» GIVEN REQUEST
Extract the full listing verbatim and drop any pictures from your copy.

◆ ◆ ◆

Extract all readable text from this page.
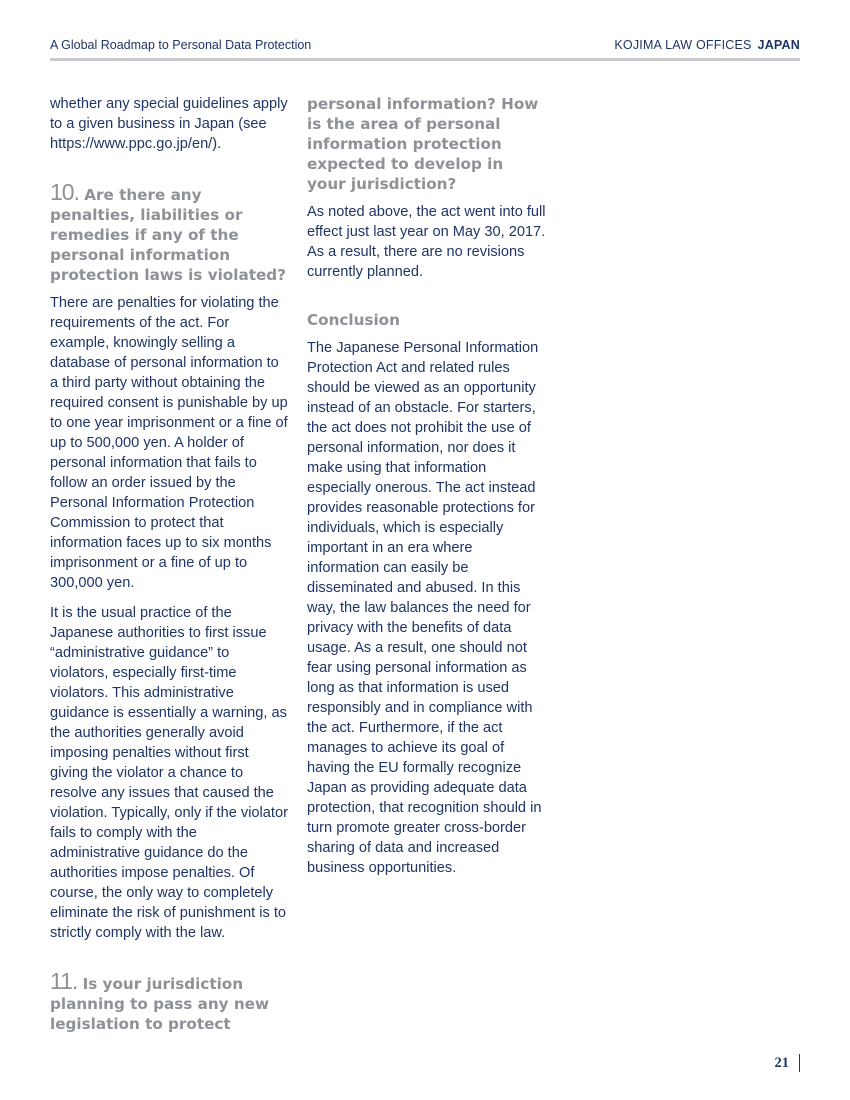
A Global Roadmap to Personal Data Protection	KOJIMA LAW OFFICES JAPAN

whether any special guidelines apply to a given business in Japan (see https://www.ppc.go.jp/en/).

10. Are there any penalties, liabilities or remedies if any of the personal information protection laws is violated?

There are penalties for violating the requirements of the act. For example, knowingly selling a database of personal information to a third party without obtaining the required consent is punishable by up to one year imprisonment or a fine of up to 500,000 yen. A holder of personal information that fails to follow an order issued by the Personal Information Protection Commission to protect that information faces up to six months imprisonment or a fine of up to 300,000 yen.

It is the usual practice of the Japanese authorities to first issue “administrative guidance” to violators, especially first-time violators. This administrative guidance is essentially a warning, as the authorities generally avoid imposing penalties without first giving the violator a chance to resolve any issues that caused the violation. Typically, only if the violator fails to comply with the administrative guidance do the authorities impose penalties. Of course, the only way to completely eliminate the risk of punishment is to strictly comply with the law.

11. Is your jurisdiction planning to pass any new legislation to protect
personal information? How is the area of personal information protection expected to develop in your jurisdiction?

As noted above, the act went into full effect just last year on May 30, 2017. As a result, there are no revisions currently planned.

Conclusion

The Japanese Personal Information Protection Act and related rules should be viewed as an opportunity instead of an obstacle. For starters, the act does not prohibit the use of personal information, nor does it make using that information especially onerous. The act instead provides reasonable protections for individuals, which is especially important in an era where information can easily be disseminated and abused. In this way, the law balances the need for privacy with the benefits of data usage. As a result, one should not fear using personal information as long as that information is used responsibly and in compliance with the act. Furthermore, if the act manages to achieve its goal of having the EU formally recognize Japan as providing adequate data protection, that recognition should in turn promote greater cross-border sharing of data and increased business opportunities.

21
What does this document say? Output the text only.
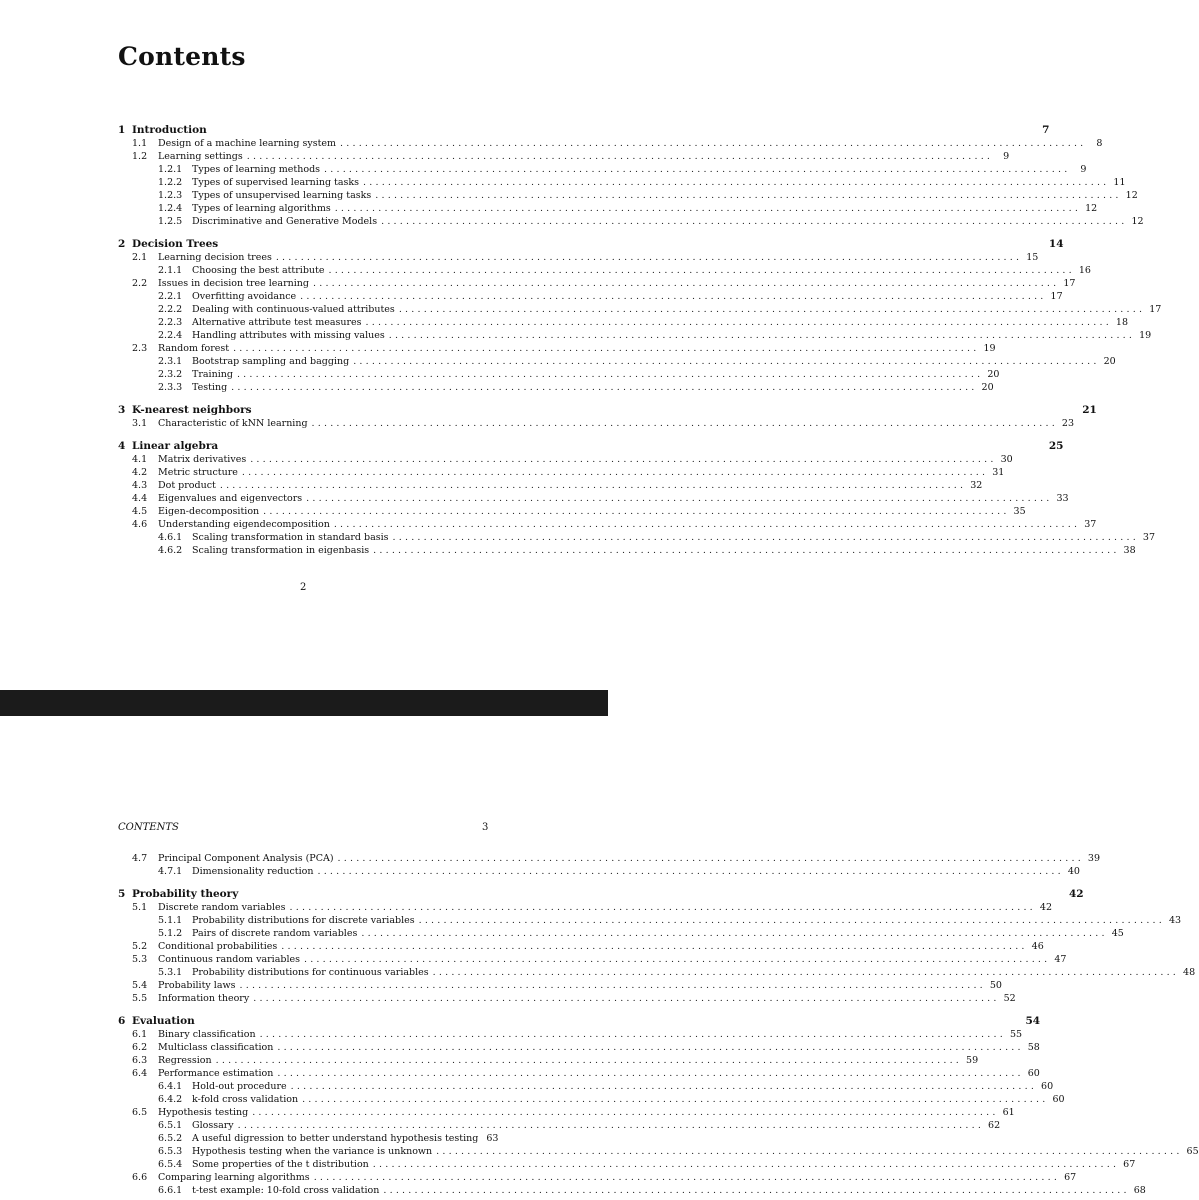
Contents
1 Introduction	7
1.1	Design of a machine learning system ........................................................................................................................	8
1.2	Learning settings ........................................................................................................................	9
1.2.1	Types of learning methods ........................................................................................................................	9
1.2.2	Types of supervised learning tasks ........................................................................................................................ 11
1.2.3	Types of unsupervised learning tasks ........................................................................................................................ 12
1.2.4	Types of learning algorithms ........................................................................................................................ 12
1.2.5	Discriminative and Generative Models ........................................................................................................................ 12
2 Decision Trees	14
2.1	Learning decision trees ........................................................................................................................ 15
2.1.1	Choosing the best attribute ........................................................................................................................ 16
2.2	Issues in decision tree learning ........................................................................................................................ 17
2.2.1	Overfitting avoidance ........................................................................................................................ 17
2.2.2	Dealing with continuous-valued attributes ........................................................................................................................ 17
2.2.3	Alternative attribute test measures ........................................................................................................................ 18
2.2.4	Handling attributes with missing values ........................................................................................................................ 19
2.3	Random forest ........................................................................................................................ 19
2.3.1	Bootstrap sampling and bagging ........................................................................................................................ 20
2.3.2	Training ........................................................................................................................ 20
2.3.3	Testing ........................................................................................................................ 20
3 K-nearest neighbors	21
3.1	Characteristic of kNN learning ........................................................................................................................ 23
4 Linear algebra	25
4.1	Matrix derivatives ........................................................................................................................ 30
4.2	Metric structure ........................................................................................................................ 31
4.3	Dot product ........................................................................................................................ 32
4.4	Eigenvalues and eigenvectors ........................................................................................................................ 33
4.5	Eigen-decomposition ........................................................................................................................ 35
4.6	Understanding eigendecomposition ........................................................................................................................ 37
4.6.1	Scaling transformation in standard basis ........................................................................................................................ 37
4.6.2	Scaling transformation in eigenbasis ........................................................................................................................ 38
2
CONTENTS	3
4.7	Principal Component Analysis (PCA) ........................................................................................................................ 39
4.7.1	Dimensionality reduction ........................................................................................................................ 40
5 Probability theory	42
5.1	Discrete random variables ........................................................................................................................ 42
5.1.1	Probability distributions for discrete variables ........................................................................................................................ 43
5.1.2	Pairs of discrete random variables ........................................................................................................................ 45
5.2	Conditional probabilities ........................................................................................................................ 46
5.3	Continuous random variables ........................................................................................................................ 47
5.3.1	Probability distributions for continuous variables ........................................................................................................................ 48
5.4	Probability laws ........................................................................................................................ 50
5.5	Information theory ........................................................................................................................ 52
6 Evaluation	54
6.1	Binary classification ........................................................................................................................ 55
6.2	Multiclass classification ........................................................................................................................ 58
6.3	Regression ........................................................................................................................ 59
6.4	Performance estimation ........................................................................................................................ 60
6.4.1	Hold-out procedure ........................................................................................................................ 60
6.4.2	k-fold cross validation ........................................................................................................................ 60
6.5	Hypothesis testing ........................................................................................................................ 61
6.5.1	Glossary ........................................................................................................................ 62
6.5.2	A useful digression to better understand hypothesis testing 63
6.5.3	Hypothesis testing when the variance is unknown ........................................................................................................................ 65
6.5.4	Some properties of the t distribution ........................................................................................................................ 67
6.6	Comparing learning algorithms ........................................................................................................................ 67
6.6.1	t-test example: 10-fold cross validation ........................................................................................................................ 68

◆ ◆ ◆

» RESULT OF THIS TASK
Extract all readable text from this page.
A Global Roadmap to Personal Data Protection	KOJIMA LAW OFFICES JAPAN

whether any special guidelines apply to a given business in Japan (see https://www.ppc.go.jp/en/).

10. Are there any penalties, liabilities or remedies if any of the personal information protection laws is violated?

There are penalties for violating the requirements of the act. For example, knowingly selling a database of personal information to a third party without obtaining the required consent is punishable by up to one year imprisonment or a fine of up to 500,000 yen. A holder of personal information that fails to follow an order issued by the Personal Information Protection Commission to protect that information faces up to six months imprisonment or a fine of up to 300,000 yen.

It is the usual practice of the Japanese authorities to first issue “administrative guidance” to violators, especially first-time violators. This administrative guidance is essentially a warning, as the authorities generally avoid imposing penalties without first giving the violator a chance to resolve any issues that caused the violation. Typically, only if the violator fails to comply with the administrative guidance do the authorities impose penalties. Of course, the only way to completely eliminate the risk of punishment is to strictly comply with the law.

11. Is your jurisdiction planning to pass any new legislation to protect
personal information? How is the area of personal information protection expected to develop in your jurisdiction?

As noted above, the act went into full effect just last year on May 30, 2017. As a result, there are no revisions currently planned.

Conclusion

The Japanese Personal Information Protection Act and related rules should be viewed as an opportunity instead of an obstacle. For starters, the act does not prohibit the use of personal information, nor does it make using that information especially onerous. The act instead provides reasonable protections for individuals, which is especially important in an era where information can easily be disseminated and abused. In this way, the law balances the need for privacy with the benefits of data usage. As a result, one should not fear using personal information as long as that information is used responsibly and in compliance with the act. Furthermore, if the act manages to achieve its goal of having the EU formally recognize Japan as providing adequate data protection, that recognition should in turn promote greater cross-border sharing of data and increased business opportunities.

21
What does this document say? Output the text only.
Contents
1 Introduction	7
1.1	Design of a machine learning system ........................................................................................................................	8
1.2	Learning settings ........................................................................................................................	9
1.2.1	Types of learning methods ........................................................................................................................	9
1.2.2	Types of supervised learning tasks ........................................................................................................................ 11
1.2.3	Types of unsupervised learning tasks ........................................................................................................................ 12
1.2.4	Types of learning algorithms ........................................................................................................................ 12
1.2.5	Discriminative and Generative Models ........................................................................................................................ 12
2 Decision Trees	14
2.1	Learning decision trees ........................................................................................................................ 15
2.1.1	Choosing the best attribute ........................................................................................................................ 16
2.2	Issues in decision tree learning ........................................................................................................................ 17
2.2.1	Overfitting avoidance ........................................................................................................................ 17
2.2.2	Dealing with continuous-valued attributes ........................................................................................................................ 17
2.2.3	Alternative attribute test measures ........................................................................................................................ 18
2.2.4	Handling attributes with missing values ........................................................................................................................ 19
2.3	Random forest ........................................................................................................................ 19
2.3.1	Bootstrap sampling and bagging ........................................................................................................................ 20
2.3.2	Training ........................................................................................................................ 20
2.3.3	Testing ........................................................................................................................ 20
3 K-nearest neighbors	21
3.1	Characteristic of kNN learning ........................................................................................................................ 23
4 Linear algebra	25
4.1	Matrix derivatives ........................................................................................................................ 30
4.2	Metric structure ........................................................................................................................ 31
4.3	Dot product ........................................................................................................................ 32
4.4	Eigenvalues and eigenvectors ........................................................................................................................ 33
4.5	Eigen-decomposition ........................................................................................................................ 35
4.6	Understanding eigendecomposition ........................................................................................................................ 37
4.6.1	Scaling transformation in standard basis ........................................................................................................................ 37
4.6.2	Scaling transformation in eigenbasis ........................................................................................................................ 38
2
CONTENTS	3
4.7	Principal Component Analysis (PCA) ........................................................................................................................ 39
4.7.1	Dimensionality reduction ........................................................................................................................ 40
5 Probability theory	42
5.1	Discrete random variables ........................................................................................................................ 42
5.1.1	Probability distributions for discrete variables ........................................................................................................................ 43
5.1.2	Pairs of discrete random variables ........................................................................................................................ 45
5.2	Conditional probabilities ........................................................................................................................ 46
5.3	Continuous random variables ........................................................................................................................ 47
5.3.1	Probability distributions for continuous variables ........................................................................................................................ 48
5.4	Probability laws ........................................................................................................................ 50
5.5	Information theory ........................................................................................................................ 52
6 Evaluation	54
6.1	Binary classification ........................................................................................................................ 55
6.2	Multiclass classification ........................................................................................................................ 58
6.3	Regression ........................................................................................................................ 59
6.4	Performance estimation ........................................................................................................................ 60
6.4.1	Hold-out procedure ........................................................................................................................ 60
6.4.2	k-fold cross validation ........................................................................................................................ 60
6.5	Hypothesis testing ........................................................................................................................ 61
6.5.1	Glossary ........................................................................................................................ 62
6.5.2	A useful digression to better understand hypothesis testing 63
6.5.3	Hypothesis testing when the variance is unknown ........................................................................................................................ 65
6.5.4	Some properties of the t distribution ........................................................................................................................ 67
6.6	Comparing learning algorithms ........................................................................................................................ 67
6.6.1	t-test example: 10-fold cross validation ........................................................................................................................ 68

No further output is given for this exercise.